**What you should do**.
Pull out all lines from the listing below in which the word "Colourless" appears.

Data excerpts
• • • • • • •

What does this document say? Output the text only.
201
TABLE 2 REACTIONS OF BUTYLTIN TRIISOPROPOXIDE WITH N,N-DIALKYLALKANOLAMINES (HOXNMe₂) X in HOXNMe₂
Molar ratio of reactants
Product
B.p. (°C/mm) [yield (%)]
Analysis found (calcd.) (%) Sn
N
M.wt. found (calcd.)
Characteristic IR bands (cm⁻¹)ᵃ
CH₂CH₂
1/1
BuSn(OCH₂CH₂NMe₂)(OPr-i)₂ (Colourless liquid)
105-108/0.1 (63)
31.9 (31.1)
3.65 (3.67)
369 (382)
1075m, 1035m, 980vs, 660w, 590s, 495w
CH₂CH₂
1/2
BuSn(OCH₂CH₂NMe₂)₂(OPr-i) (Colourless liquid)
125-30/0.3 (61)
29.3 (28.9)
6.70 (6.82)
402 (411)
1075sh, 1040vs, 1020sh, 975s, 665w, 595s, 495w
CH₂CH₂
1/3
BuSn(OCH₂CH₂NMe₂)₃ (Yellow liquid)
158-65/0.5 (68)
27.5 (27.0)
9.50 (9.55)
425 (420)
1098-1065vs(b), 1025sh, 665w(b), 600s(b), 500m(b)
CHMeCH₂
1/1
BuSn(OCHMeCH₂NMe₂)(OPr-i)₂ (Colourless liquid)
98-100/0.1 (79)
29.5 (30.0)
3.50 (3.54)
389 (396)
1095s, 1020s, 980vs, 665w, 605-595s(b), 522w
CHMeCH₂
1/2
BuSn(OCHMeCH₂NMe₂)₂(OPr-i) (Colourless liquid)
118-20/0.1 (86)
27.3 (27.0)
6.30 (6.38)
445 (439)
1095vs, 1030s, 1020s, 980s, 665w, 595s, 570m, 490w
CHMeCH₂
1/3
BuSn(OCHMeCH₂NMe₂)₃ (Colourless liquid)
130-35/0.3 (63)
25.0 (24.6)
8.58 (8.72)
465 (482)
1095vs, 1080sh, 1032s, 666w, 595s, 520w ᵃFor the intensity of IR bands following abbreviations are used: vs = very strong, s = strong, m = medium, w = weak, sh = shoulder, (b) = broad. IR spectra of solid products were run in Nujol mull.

• • • • • • •

**Solution to this exercise**.
BuSn(OCH₂CH₂NMe₂)(OPr-i)₂ (Colourless liquid)
BuSn(OCH₂CH₂NMe₂)₂(OPr-i) (Colourless liquid)
BuSn(OCHMeCH₂NMe₂)(OPr-i)₂ (Colourless liquid)
BuSn(OCHMeCH₂NMe₂)₂(OPr-i) (Colourless liquid)
BuSn(OCHMeCH₂NMe₂)₃ (Colourless liquid)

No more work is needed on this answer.